------ Records shown ------

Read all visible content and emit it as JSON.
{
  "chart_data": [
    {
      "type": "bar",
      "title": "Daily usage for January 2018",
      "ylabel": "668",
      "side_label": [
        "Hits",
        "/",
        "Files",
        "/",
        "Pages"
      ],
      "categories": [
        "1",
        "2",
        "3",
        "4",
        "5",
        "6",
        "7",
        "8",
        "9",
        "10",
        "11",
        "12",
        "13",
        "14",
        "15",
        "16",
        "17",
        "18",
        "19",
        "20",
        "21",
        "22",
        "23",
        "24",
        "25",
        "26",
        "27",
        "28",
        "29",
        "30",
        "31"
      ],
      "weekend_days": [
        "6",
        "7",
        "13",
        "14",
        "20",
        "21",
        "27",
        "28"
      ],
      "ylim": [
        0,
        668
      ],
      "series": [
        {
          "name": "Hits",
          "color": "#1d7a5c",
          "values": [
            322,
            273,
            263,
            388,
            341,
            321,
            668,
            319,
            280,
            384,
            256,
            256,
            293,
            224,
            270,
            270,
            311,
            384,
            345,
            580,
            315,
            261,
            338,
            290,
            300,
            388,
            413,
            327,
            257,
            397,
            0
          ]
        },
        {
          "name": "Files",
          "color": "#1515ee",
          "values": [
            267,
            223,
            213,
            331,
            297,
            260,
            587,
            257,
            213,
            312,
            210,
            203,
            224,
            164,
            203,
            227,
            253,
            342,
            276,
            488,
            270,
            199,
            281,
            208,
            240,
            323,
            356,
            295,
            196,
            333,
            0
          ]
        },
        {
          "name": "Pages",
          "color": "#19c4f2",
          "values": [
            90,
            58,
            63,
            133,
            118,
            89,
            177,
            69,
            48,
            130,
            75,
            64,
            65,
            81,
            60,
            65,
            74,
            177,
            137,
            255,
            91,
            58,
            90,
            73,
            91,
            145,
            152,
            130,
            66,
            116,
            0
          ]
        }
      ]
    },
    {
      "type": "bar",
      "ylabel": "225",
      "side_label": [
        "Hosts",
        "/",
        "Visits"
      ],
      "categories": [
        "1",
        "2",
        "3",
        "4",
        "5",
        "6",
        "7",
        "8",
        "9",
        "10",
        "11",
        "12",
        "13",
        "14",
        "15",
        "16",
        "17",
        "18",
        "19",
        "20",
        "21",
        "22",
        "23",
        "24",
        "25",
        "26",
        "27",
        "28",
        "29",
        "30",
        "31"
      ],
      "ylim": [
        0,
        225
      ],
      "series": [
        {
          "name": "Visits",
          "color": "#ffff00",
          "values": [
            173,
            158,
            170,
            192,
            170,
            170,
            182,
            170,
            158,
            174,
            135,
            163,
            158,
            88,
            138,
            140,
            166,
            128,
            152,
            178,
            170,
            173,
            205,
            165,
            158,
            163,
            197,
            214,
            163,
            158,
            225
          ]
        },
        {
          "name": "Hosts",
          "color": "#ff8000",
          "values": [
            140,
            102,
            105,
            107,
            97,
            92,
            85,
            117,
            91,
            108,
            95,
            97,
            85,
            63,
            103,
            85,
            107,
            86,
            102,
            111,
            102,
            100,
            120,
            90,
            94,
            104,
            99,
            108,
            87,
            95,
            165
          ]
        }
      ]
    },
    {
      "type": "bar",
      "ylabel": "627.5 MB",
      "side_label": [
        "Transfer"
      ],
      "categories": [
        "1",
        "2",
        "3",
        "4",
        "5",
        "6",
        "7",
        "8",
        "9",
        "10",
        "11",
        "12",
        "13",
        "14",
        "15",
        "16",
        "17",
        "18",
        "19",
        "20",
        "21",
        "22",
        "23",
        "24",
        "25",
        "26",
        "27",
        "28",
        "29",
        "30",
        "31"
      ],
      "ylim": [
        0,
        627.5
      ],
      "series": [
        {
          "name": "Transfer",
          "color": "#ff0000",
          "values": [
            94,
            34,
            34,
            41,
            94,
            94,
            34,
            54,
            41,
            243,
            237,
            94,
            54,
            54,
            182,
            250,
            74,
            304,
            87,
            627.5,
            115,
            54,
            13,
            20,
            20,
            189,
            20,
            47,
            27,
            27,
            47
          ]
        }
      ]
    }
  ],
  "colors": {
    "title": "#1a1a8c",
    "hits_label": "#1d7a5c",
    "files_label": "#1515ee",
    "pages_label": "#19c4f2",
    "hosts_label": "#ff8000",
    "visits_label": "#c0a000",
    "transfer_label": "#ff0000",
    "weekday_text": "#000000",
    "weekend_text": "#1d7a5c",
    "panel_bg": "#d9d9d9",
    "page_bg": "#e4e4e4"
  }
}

------

*Given request*:
Count the lines that hold the string "ylabel" and state that number alone.

*Finished task*:
3